-- START MATERIALS PROVIDED --
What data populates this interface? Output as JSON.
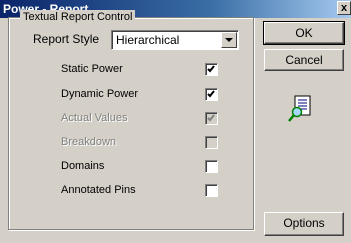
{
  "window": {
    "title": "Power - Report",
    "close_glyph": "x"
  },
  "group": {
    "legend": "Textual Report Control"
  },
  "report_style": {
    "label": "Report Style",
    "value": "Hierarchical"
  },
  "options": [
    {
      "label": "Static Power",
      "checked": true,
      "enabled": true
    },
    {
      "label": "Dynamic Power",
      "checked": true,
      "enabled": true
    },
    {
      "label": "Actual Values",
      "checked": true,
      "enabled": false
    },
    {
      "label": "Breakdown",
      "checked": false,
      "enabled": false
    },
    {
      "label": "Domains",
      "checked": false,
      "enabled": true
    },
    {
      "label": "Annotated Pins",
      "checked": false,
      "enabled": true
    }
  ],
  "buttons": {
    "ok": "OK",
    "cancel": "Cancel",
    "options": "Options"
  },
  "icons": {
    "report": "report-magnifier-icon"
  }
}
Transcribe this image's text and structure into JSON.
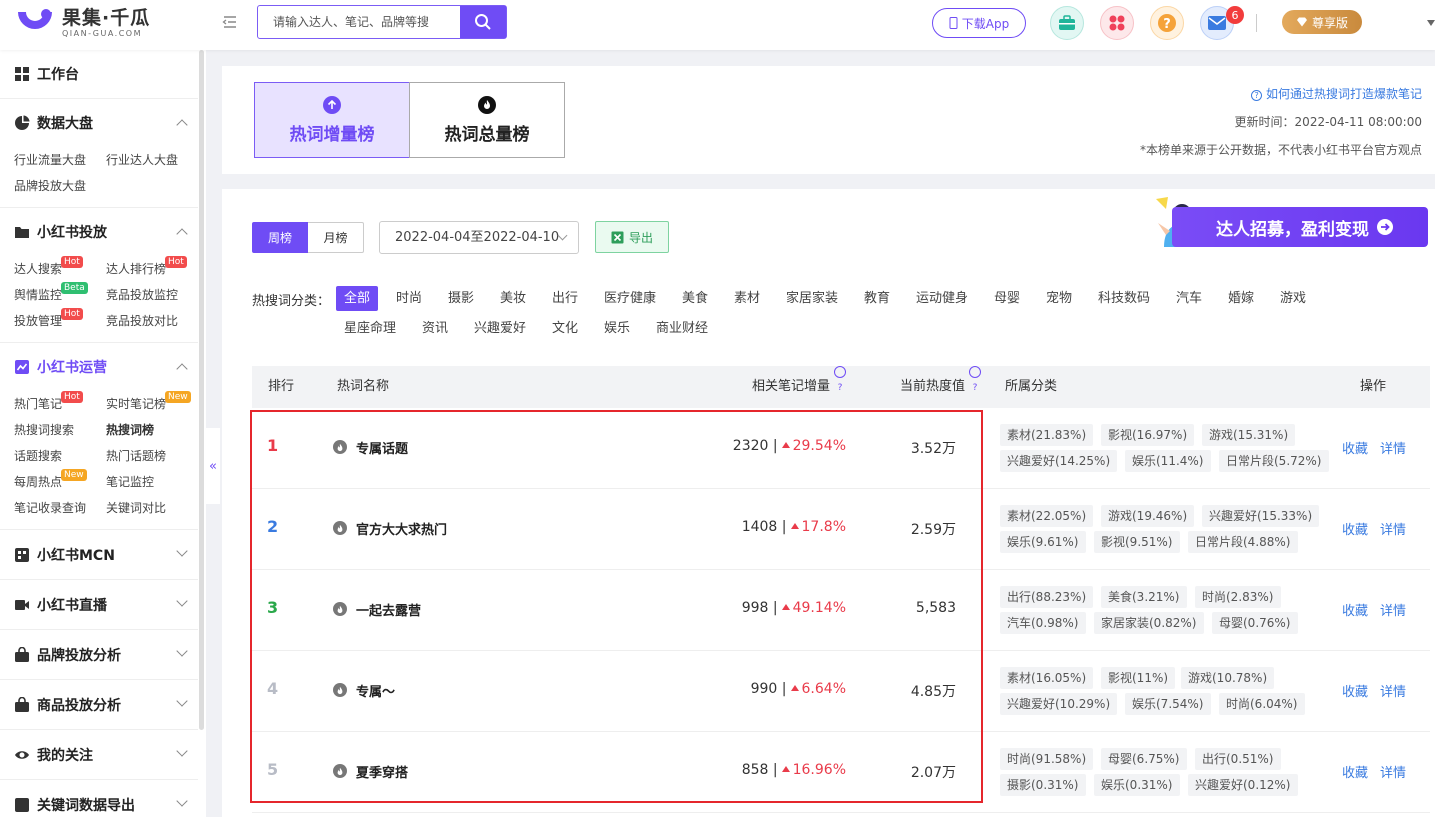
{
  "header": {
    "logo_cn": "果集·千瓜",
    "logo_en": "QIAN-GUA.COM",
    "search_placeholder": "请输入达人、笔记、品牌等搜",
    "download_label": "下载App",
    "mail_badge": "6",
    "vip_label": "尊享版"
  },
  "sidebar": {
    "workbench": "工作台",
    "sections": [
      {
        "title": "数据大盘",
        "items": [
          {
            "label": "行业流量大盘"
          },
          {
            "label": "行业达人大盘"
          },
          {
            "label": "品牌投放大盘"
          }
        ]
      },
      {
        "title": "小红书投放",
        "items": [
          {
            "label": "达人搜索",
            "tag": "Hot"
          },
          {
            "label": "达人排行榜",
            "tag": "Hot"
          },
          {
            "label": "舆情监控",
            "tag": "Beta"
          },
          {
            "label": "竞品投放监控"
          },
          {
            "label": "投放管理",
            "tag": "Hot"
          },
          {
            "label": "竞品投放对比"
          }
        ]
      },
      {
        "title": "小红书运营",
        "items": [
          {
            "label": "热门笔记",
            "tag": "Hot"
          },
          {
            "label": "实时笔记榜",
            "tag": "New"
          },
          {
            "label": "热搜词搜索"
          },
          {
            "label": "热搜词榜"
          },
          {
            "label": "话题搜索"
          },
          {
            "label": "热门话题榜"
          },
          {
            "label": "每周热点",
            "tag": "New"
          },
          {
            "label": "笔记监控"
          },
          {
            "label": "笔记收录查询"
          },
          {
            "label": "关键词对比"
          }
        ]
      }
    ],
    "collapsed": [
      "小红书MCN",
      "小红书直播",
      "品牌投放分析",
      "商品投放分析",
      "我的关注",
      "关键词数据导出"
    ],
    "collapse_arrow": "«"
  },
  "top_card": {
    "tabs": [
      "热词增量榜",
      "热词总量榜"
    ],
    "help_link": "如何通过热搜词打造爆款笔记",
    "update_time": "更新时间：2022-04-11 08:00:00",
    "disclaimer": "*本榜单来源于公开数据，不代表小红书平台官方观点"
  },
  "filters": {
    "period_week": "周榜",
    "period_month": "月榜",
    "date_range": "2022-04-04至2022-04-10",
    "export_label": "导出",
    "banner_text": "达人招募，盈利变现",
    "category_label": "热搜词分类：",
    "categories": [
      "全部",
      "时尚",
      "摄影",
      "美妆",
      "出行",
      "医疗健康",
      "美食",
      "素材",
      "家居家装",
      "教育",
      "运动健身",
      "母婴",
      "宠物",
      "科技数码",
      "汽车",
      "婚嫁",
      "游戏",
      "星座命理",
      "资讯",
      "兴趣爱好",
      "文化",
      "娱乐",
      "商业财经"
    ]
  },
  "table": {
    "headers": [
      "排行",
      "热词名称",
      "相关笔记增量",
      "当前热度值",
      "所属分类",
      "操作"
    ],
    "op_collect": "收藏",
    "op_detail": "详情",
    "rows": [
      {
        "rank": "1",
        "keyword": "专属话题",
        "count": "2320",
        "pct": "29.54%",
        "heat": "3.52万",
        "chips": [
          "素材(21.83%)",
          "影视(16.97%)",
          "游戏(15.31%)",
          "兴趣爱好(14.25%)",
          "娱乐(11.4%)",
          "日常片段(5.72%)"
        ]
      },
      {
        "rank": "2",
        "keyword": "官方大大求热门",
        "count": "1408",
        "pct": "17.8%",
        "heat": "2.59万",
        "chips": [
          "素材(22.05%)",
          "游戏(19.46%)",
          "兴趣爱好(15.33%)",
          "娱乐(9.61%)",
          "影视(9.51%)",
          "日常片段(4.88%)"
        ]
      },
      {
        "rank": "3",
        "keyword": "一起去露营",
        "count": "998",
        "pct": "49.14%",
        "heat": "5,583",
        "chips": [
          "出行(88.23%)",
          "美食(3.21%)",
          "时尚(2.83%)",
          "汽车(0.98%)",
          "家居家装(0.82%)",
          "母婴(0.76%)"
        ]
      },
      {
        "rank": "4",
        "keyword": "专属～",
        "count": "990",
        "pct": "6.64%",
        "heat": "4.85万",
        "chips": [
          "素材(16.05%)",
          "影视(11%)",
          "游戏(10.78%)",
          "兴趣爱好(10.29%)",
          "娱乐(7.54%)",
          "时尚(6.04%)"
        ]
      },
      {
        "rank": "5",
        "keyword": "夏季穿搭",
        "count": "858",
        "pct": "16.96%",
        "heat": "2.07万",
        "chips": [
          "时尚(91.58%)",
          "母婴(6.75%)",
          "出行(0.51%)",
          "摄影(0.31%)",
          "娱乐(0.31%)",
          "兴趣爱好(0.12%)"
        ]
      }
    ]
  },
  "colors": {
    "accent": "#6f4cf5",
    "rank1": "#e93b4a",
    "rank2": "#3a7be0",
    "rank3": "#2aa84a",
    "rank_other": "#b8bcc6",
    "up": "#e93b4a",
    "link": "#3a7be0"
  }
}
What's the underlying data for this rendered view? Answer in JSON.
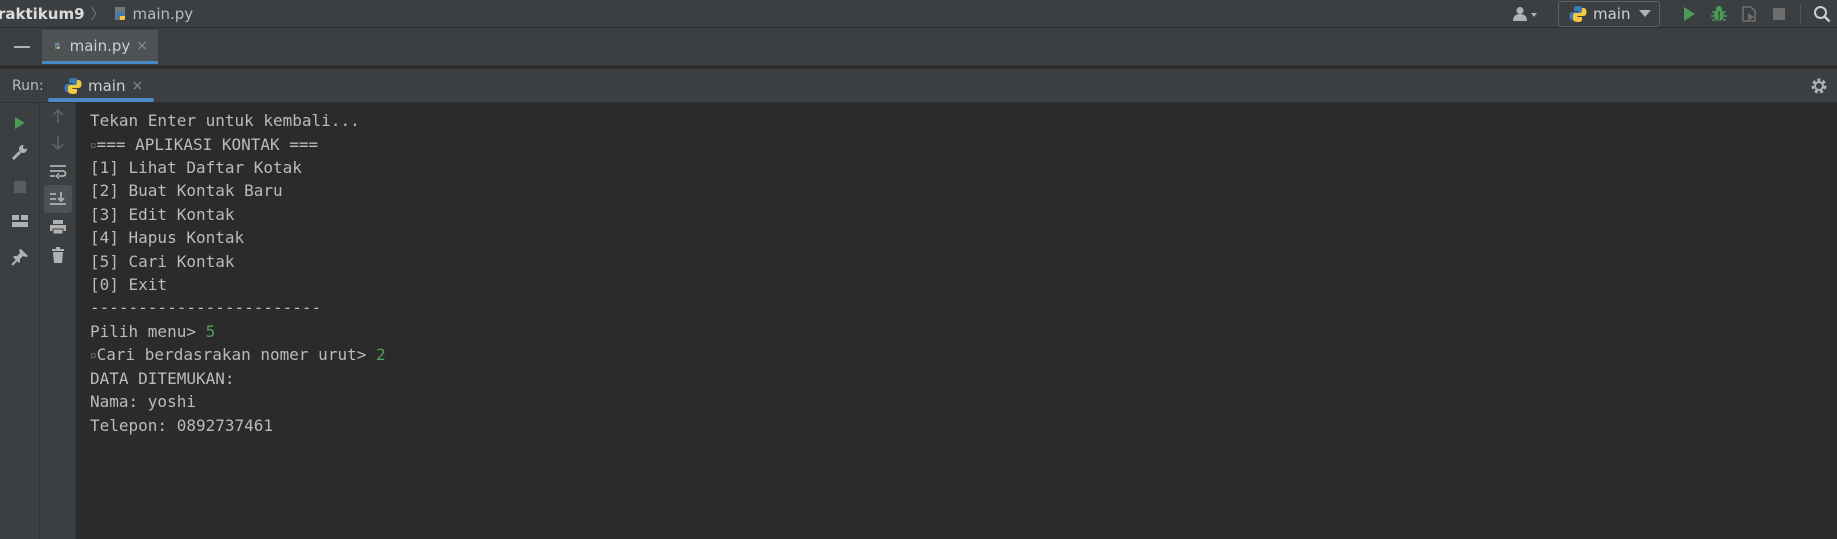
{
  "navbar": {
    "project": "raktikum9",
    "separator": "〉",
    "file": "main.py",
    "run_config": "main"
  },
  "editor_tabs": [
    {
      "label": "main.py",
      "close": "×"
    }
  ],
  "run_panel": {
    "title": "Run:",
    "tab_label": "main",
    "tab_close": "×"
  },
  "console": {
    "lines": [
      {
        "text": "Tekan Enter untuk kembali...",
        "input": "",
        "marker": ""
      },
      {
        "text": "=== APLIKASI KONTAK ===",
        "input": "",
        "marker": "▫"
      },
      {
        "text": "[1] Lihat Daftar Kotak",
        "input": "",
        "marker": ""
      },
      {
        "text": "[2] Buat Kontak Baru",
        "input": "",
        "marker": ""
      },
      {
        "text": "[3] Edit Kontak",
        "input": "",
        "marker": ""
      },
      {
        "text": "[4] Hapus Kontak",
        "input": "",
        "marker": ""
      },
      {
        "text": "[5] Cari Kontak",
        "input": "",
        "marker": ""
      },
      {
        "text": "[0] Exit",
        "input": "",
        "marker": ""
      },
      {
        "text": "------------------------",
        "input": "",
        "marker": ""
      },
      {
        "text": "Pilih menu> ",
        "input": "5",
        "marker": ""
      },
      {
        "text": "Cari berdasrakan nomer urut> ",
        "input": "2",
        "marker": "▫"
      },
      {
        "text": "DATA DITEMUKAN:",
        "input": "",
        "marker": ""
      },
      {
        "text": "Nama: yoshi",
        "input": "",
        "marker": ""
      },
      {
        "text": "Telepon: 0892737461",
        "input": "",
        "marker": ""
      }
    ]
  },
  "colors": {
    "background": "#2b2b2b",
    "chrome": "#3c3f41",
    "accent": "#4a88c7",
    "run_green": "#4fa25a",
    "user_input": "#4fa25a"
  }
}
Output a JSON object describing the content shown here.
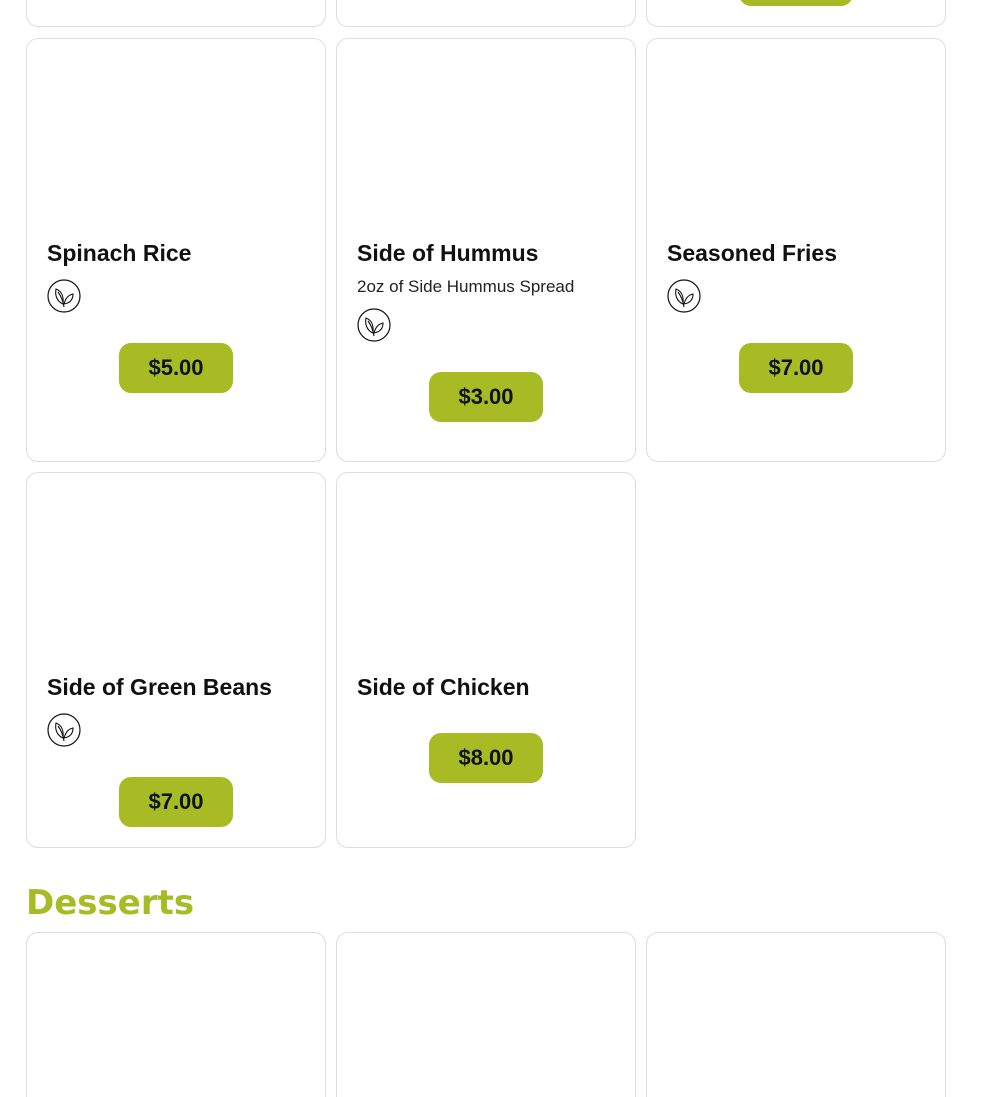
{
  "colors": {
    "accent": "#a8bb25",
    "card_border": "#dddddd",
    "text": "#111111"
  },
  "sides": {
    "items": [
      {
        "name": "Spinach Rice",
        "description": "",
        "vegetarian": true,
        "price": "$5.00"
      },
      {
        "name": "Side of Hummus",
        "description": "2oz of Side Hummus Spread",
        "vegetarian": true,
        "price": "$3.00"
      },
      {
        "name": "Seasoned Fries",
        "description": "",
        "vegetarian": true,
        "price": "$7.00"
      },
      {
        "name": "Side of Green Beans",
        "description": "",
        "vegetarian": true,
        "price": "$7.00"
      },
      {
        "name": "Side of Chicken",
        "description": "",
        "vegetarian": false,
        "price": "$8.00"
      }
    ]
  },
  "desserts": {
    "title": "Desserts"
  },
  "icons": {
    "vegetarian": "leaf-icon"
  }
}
-- END MATERIALS PROVIDED --
# SET TASK
Repeat the lines of the records verbatim, starting at the line containing "Output a JSON" and stopping after the final line. Images stay out.

# COMPLETE OUTPUT
Output a JSON object describing the content shown here.
{
  "colors": {
    "accent": "#a8bb25",
    "card_border": "#dddddd",
    "text": "#111111"
  },
  "sides": {
    "items": [
      {
        "name": "Spinach Rice",
        "description": "",
        "vegetarian": true,
        "price": "$5.00"
      },
      {
        "name": "Side of Hummus",
        "description": "2oz of Side Hummus Spread",
        "vegetarian": true,
        "price": "$3.00"
      },
      {
        "name": "Seasoned Fries",
        "description": "",
        "vegetarian": true,
        "price": "$7.00"
      },
      {
        "name": "Side of Green Beans",
        "description": "",
        "vegetarian": true,
        "price": "$7.00"
      },
      {
        "name": "Side of Chicken",
        "description": "",
        "vegetarian": false,
        "price": "$8.00"
      }
    ]
  },
  "desserts": {
    "title": "Desserts"
  },
  "icons": {
    "vegetarian": "leaf-icon"
  }
}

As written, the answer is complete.